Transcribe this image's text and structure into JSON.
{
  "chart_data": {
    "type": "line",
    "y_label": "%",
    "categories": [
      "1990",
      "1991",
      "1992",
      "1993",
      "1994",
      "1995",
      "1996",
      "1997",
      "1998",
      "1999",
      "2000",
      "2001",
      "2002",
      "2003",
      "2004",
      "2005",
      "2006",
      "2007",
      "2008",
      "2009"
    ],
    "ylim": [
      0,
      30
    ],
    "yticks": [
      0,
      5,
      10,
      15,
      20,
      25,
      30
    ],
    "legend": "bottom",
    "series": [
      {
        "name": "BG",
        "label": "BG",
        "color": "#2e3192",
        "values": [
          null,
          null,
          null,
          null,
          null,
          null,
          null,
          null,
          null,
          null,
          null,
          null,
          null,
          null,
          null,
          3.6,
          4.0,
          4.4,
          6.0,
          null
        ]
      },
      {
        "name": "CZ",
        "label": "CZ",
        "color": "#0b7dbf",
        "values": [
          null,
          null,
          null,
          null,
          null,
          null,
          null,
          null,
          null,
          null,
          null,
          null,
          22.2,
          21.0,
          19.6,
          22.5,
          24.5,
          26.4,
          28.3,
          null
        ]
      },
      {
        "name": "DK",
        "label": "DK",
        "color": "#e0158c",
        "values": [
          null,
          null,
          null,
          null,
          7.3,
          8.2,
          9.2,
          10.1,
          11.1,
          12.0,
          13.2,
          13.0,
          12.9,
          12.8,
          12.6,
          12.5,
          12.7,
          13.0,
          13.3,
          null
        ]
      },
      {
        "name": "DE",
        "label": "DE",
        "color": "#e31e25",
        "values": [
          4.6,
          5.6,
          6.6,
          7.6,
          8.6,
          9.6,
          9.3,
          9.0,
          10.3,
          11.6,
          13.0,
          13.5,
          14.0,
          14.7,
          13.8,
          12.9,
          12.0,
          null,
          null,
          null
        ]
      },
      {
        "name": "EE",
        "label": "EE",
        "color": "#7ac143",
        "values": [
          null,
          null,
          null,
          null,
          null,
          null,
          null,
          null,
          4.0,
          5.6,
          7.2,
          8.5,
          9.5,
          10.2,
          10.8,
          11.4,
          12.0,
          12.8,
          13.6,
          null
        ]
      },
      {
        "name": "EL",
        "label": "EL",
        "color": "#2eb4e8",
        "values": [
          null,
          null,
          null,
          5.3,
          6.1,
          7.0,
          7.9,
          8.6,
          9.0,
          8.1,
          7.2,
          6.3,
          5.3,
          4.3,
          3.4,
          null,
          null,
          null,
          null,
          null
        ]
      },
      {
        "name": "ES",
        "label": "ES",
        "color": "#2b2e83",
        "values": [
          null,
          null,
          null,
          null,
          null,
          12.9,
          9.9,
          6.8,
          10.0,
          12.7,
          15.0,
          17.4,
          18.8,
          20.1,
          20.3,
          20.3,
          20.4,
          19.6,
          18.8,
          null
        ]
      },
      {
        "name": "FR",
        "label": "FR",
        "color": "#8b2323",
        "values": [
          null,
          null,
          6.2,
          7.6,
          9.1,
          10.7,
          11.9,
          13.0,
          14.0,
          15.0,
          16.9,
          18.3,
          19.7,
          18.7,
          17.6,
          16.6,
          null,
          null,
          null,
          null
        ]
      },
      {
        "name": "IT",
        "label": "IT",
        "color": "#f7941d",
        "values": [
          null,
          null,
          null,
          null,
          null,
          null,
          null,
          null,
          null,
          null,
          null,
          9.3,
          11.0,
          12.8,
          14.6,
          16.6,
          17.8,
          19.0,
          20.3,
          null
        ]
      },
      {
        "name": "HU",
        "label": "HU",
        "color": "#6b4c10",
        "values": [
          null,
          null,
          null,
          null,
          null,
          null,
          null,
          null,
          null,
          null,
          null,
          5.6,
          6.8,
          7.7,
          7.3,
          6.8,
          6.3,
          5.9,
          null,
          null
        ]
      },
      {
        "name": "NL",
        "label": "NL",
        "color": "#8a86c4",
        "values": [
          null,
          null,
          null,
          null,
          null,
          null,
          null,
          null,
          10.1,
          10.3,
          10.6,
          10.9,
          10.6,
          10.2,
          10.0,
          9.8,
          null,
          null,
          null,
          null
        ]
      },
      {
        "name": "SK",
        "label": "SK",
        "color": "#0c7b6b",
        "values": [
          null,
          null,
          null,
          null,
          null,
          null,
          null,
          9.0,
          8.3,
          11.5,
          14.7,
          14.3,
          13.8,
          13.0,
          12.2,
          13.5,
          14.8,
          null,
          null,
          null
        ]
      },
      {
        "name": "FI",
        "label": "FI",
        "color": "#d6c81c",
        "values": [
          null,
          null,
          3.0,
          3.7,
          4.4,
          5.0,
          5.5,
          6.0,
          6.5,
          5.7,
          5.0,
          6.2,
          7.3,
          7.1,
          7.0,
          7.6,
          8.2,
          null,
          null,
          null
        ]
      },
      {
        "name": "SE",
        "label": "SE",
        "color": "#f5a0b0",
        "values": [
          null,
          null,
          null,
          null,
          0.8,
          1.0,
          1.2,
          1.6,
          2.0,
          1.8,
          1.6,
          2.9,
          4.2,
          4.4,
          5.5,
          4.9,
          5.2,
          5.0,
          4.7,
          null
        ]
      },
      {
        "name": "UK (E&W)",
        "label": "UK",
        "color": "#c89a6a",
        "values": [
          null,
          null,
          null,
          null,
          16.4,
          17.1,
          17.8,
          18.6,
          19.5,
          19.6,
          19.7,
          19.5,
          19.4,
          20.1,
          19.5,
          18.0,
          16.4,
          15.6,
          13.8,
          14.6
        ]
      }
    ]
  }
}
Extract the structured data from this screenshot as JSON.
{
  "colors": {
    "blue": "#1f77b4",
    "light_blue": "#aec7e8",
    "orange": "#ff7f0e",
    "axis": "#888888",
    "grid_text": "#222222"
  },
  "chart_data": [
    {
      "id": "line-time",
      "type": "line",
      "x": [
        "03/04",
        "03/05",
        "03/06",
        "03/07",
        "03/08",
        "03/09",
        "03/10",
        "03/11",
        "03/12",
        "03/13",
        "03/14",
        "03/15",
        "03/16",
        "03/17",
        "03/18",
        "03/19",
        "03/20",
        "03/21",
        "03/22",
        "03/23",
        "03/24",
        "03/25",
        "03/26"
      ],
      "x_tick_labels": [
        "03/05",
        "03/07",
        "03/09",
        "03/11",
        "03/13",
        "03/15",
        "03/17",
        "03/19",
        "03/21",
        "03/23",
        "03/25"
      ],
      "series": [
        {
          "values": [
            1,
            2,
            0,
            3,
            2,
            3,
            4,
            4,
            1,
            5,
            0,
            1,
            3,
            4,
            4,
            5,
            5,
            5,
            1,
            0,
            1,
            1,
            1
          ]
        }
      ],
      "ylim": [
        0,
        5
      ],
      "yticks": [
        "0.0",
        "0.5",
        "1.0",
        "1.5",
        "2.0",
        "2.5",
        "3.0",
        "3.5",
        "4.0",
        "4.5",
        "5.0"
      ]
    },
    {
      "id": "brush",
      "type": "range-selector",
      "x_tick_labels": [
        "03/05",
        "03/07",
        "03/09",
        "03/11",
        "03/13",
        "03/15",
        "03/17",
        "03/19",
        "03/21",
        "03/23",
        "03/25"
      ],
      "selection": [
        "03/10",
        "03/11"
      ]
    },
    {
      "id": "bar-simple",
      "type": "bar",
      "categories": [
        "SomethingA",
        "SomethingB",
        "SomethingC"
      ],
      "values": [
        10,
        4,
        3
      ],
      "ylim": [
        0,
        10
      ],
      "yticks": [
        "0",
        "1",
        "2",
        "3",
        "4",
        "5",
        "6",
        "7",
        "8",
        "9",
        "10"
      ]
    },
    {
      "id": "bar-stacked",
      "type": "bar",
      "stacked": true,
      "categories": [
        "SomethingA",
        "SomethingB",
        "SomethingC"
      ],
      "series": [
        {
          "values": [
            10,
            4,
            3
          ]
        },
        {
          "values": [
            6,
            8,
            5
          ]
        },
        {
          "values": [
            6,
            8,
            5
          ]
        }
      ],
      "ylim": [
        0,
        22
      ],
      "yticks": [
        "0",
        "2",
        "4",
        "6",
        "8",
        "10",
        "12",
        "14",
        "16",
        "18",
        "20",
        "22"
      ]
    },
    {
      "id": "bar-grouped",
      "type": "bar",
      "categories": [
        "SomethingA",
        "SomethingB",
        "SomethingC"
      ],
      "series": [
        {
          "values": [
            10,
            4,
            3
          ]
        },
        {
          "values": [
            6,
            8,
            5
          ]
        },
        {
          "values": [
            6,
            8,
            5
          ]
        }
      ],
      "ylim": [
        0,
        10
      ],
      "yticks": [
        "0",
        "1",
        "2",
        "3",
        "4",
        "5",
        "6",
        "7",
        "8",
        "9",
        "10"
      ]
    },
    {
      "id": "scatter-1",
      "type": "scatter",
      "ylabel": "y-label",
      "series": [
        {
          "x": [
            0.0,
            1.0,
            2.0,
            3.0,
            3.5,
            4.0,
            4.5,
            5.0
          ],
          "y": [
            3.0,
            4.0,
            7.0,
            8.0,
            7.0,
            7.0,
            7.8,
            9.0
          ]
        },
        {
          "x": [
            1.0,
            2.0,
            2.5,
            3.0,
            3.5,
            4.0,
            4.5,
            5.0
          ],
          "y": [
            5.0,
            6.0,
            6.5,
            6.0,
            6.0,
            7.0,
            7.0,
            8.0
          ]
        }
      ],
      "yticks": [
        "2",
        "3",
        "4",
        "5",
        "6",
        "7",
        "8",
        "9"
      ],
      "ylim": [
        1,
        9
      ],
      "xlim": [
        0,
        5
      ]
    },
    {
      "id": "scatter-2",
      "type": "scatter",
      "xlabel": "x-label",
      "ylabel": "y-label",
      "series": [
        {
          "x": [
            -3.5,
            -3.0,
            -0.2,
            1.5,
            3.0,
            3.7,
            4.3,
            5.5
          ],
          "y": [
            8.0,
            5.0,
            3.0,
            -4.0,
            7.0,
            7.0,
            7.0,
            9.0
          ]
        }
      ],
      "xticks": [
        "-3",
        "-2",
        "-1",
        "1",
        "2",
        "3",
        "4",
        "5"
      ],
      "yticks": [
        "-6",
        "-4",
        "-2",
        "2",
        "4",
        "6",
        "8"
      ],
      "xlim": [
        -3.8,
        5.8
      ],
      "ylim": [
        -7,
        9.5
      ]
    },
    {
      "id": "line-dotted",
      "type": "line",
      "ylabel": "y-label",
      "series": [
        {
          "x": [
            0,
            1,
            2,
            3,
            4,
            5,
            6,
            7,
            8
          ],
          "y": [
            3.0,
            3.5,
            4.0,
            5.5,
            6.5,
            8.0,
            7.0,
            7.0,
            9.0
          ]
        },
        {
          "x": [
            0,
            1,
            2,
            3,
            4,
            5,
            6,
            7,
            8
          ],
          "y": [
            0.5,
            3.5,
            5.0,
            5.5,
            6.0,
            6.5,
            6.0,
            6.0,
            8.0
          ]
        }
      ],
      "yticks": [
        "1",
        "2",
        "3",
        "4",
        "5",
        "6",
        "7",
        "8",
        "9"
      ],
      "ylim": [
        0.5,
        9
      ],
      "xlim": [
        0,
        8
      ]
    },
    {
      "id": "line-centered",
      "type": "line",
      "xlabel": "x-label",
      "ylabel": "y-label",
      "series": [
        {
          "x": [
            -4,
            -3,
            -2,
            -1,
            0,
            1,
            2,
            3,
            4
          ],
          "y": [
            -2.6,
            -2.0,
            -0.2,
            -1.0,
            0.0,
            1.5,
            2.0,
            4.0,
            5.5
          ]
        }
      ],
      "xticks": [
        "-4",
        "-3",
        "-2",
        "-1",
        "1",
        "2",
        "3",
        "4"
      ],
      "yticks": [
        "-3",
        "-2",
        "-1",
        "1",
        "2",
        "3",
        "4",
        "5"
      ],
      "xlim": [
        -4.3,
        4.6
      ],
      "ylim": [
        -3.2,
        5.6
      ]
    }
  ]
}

* * *

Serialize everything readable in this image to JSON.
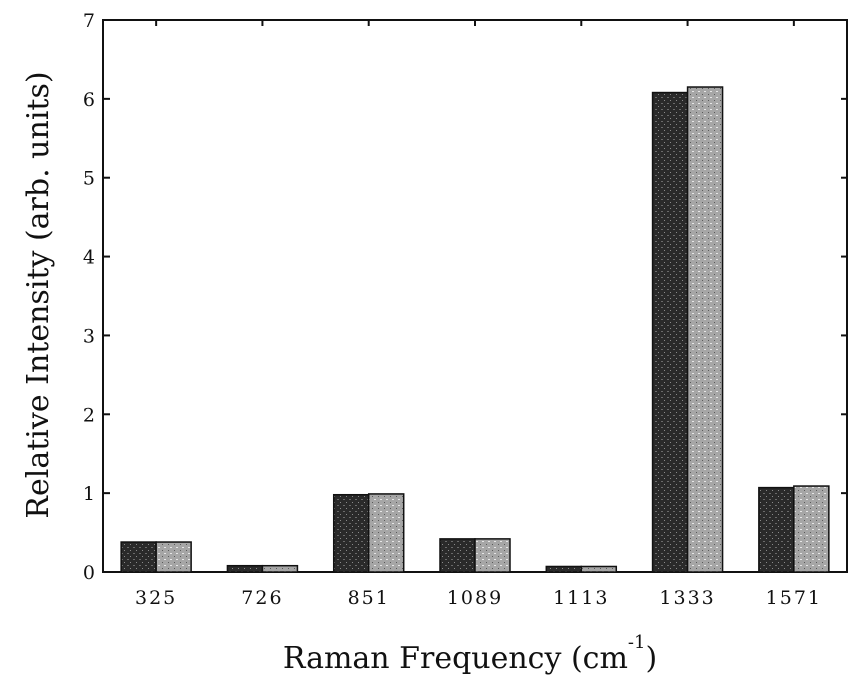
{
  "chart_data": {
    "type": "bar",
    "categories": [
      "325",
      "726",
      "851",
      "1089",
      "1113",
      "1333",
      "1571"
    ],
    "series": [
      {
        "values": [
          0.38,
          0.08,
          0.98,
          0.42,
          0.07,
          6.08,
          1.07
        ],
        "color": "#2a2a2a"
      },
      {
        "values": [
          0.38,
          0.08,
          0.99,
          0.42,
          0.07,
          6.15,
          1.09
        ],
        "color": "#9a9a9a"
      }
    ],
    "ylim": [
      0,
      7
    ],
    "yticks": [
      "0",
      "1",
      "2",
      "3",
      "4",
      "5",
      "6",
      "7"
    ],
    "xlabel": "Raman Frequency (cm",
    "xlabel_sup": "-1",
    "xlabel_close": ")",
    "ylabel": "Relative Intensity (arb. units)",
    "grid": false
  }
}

Exercise goal
Across the entries above, how many lines contain "image"? Provide only the count.

Reply
2